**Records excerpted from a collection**
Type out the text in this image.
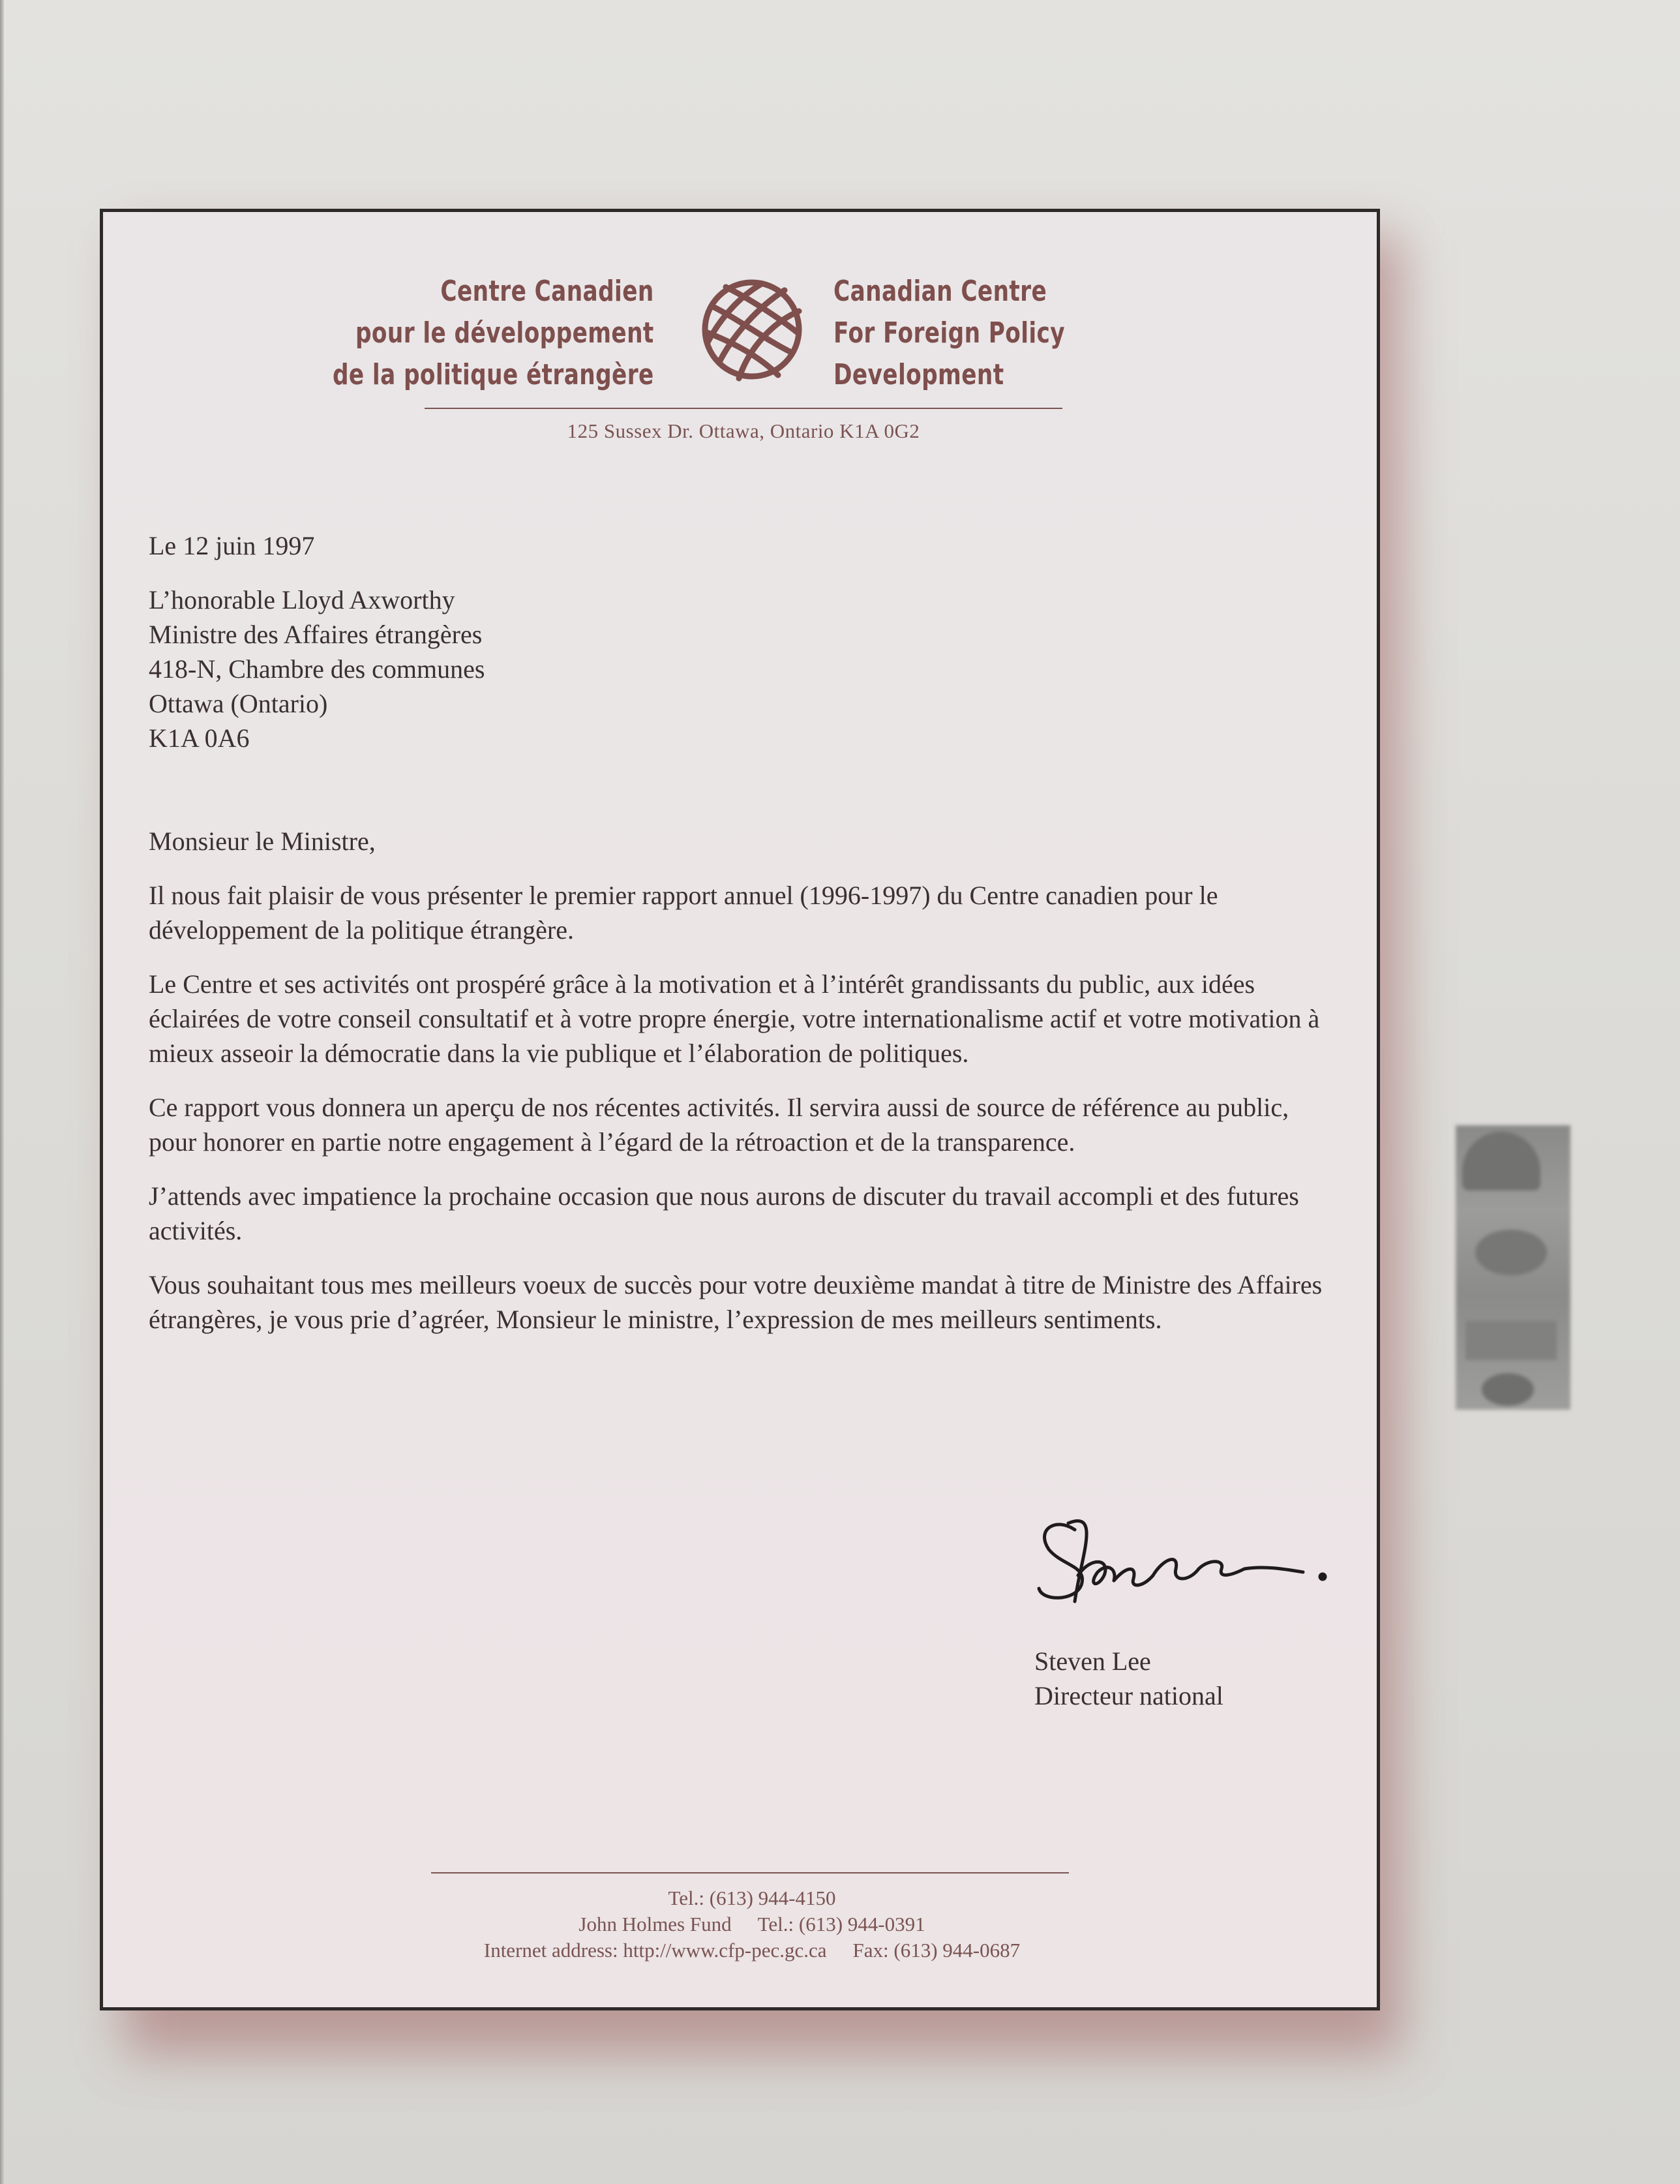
Centre Canadien
pour le développement
de la politique étrangère
Canadian Centre
For Foreign Policy
Development
125 Sussex Dr. Ottawa, Ontario K1A 0G2

Le 12 juin 1997

L’honorable Lloyd Axworthy
Ministre des Affaires étrangères
418-N, Chambre des communes
Ottawa (Ontario)
K1A 0A6

Monsieur le Ministre,

Il nous fait plaisir de vous présenter le premier rapport annuel (1996-1997) du Centre canadien pour le développement de la politique étrangère.

Le Centre et ses activités ont prospéré grâce à la motivation et à l’intérêt grandissants du public, aux idées éclairées de votre conseil consultatif et à votre propre énergie, votre internationalisme actif et votre motivation à mieux asseoir la démocratie dans la vie publique et l’élaboration de politiques.

Ce rapport vous donnera un aperçu de nos récentes activités. Il servira aussi de source de référence au public, pour honorer en partie notre engagement à l’égard de la rétroaction et de la transparence.

J’attends avec impatience la prochaine occasion que nous aurons de discuter du travail accompli et des futures activités.

Vous souhaitant tous mes meilleurs voeux de succès pour votre deuxième mandat à titre de Ministre des Affaires étrangères, je vous prie d’agréer, Monsieur le ministre, l’expression de mes meilleurs sentiments.

Steven Lee
Directeur national
Tel.: (613) 944-4150
John Holmes Fund Tel.: (613) 944-0391
Internet address: http://www.cfp-pec.gc.ca Fax: (613) 944-0687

**What you will do**
Exclude the images and reproduce the remaining data exactly.

**Result below**
Type out the text in this image.
Centre Canadien
pour le développement
de la politique étrangère
Canadian Centre
For Foreign Policy
Development
125 Sussex Dr. Ottawa, Ontario K1A 0G2

Le 12 juin 1997

L’honorable Lloyd Axworthy
Ministre des Affaires étrangères
418-N, Chambre des communes
Ottawa (Ontario)
K1A 0A6

Monsieur le Ministre,

Il nous fait plaisir de vous présenter le premier rapport annuel (1996-1997) du Centre canadien pour le développement de la politique étrangère.

Le Centre et ses activités ont prospéré grâce à la motivation et à l’intérêt grandissants du public, aux idées éclairées de votre conseil consultatif et à votre propre énergie, votre internationalisme actif et votre motivation à mieux asseoir la démocratie dans la vie publique et l’élaboration de politiques.

Ce rapport vous donnera un aperçu de nos récentes activités. Il servira aussi de source de référence au public, pour honorer en partie notre engagement à l’égard de la rétroaction et de la transparence.

J’attends avec impatience la prochaine occasion que nous aurons de discuter du travail accompli et des futures activités.

Vous souhaitant tous mes meilleurs voeux de succès pour votre deuxième mandat à titre de Ministre des Affaires étrangères, je vous prie d’agréer, Monsieur le ministre, l’expression de mes meilleurs sentiments.

Steven Lee
Directeur national
Tel.: (613) 944-4150
John Holmes Fund Tel.: (613) 944-0391
Internet address: http://www.cfp-pec.gc.ca Fax: (613) 944-0687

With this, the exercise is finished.